___ DATASET ___

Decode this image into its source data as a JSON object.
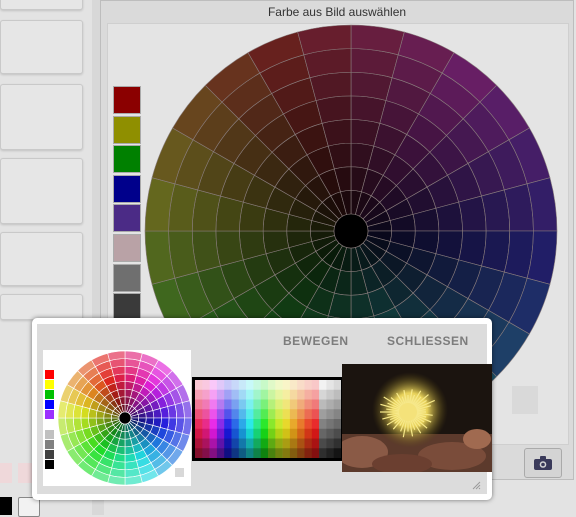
{
  "panel": {
    "title": "Farbe aus Bild auswählen"
  },
  "popup": {
    "move_label": "BEWEGEN",
    "close_label": "SCHLIESSEN"
  },
  "icons": {
    "camera": "camera-icon",
    "resize": "resize-grip-icon"
  },
  "colors": {
    "swatches": [
      "#8b0000",
      "#8f8f00",
      "#008000",
      "#00008b",
      "#4b2b86",
      "#b9a2a6",
      "#6f6f6f",
      "#3a3a3a"
    ],
    "mini_swatches": [
      "#ff0000",
      "#ffff00",
      "#00c000",
      "#0000ff",
      "#9b30ff",
      "#ffffff",
      "#c0c0c0",
      "#808080",
      "#404040",
      "#000000"
    ]
  }
}
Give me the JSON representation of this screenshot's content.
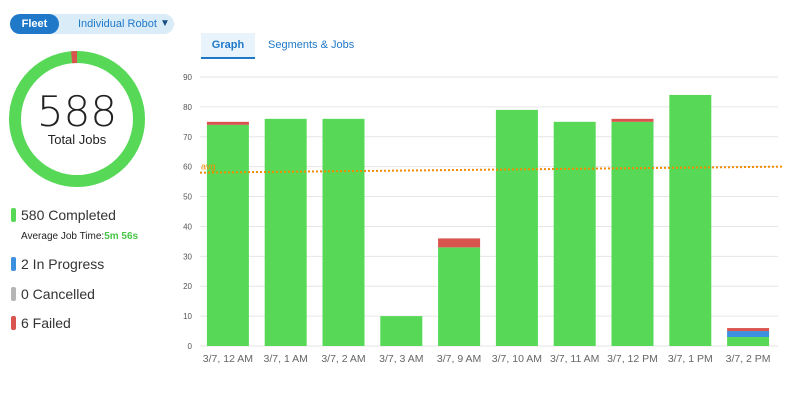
{
  "toggle": {
    "fleet_label": "Fleet",
    "individual_label": "Individual Robot",
    "caret": "▼"
  },
  "tabs": [
    {
      "label": "Graph"
    },
    {
      "label": "Segments & Jobs"
    }
  ],
  "summary": {
    "total": "588",
    "total_label": "Total Jobs",
    "completed_fraction": 0.986,
    "legend": [
      {
        "label": "580 Completed",
        "color": "#57d957"
      },
      {
        "label": "2 In Progress",
        "color": "#3d8fe0"
      },
      {
        "label": "0 Cancelled",
        "color": "#b5b5b5"
      },
      {
        "label": "6 Failed",
        "color": "#d9534f"
      }
    ],
    "avg_job_time_label": "Average Job Time:",
    "avg_job_time_value": "5m 56s"
  },
  "colors": {
    "completed": "#57d957",
    "in_progress": "#3d8fe0",
    "failed": "#d9534f",
    "avg_line": "#f08a00",
    "grid": "#e6e6e6"
  },
  "chart_data": {
    "type": "bar",
    "stacked": true,
    "categories": [
      "3/7, 12 AM",
      "3/7, 1 AM",
      "3/7, 2 AM",
      "3/7, 3 AM",
      "3/7, 9 AM",
      "3/7, 10 AM",
      "3/7, 11 AM",
      "3/7, 12 PM",
      "3/7, 1 PM",
      "3/7, 2 PM"
    ],
    "series": [
      {
        "key": "completed",
        "values": [
          74,
          76,
          76,
          10,
          33,
          79,
          75,
          75,
          84,
          3
        ]
      },
      {
        "key": "in_progress",
        "values": [
          0,
          0,
          0,
          0,
          0,
          0,
          0,
          0,
          0,
          2
        ]
      },
      {
        "key": "failed",
        "values": [
          1,
          0,
          0,
          0,
          3,
          0,
          0,
          1,
          0,
          1
        ]
      }
    ],
    "yticks": [
      0,
      10,
      20,
      30,
      40,
      50,
      60,
      70,
      80,
      90
    ],
    "ylim": [
      0,
      90
    ],
    "avg": {
      "label": "avg",
      "start": 58,
      "end": 60
    },
    "grid": true
  }
}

___

**WORK TO DO:**
Reproduce the material above in full and without alteration, but skip all pictures.

**WRITTEN SOLUTION:**
Decode this image into its source data as a JSON object.
{
  "panel": {
    "title": "Farbe aus Bild auswählen"
  },
  "popup": {
    "move_label": "BEWEGEN",
    "close_label": "SCHLIESSEN"
  },
  "icons": {
    "camera": "camera-icon",
    "resize": "resize-grip-icon"
  },
  "colors": {
    "swatches": [
      "#8b0000",
      "#8f8f00",
      "#008000",
      "#00008b",
      "#4b2b86",
      "#b9a2a6",
      "#6f6f6f",
      "#3a3a3a"
    ],
    "mini_swatches": [
      "#ff0000",
      "#ffff00",
      "#00c000",
      "#0000ff",
      "#9b30ff",
      "#ffffff",
      "#c0c0c0",
      "#808080",
      "#404040",
      "#000000"
    ]
  }
}
Give me the JSON representation of this screenshot's content.
{
  "toggle": {
    "fleet_label": "Fleet",
    "individual_label": "Individual Robot",
    "caret": "▼"
  },
  "tabs": [
    {
      "label": "Graph"
    },
    {
      "label": "Segments & Jobs"
    }
  ],
  "summary": {
    "total": "588",
    "total_label": "Total Jobs",
    "completed_fraction": 0.986,
    "legend": [
      {
        "label": "580 Completed",
        "color": "#57d957"
      },
      {
        "label": "2 In Progress",
        "color": "#3d8fe0"
      },
      {
        "label": "0 Cancelled",
        "color": "#b5b5b5"
      },
      {
        "label": "6 Failed",
        "color": "#d9534f"
      }
    ],
    "avg_job_time_label": "Average Job Time:",
    "avg_job_time_value": "5m 56s"
  },
  "colors": {
    "completed": "#57d957",
    "in_progress": "#3d8fe0",
    "failed": "#d9534f",
    "avg_line": "#f08a00",
    "grid": "#e6e6e6"
  },
  "chart_data": {
    "type": "bar",
    "stacked": true,
    "categories": [
      "3/7, 12 AM",
      "3/7, 1 AM",
      "3/7, 2 AM",
      "3/7, 3 AM",
      "3/7, 9 AM",
      "3/7, 10 AM",
      "3/7, 11 AM",
      "3/7, 12 PM",
      "3/7, 1 PM",
      "3/7, 2 PM"
    ],
    "series": [
      {
        "key": "completed",
        "values": [
          74,
          76,
          76,
          10,
          33,
          79,
          75,
          75,
          84,
          3
        ]
      },
      {
        "key": "in_progress",
        "values": [
          0,
          0,
          0,
          0,
          0,
          0,
          0,
          0,
          0,
          2
        ]
      },
      {
        "key": "failed",
        "values": [
          1,
          0,
          0,
          0,
          3,
          0,
          0,
          1,
          0,
          1
        ]
      }
    ],
    "yticks": [
      0,
      10,
      20,
      30,
      40,
      50,
      60,
      70,
      80,
      90
    ],
    "ylim": [
      0,
      90
    ],
    "avg": {
      "label": "avg",
      "start": 58,
      "end": 60
    },
    "grid": true
  }
}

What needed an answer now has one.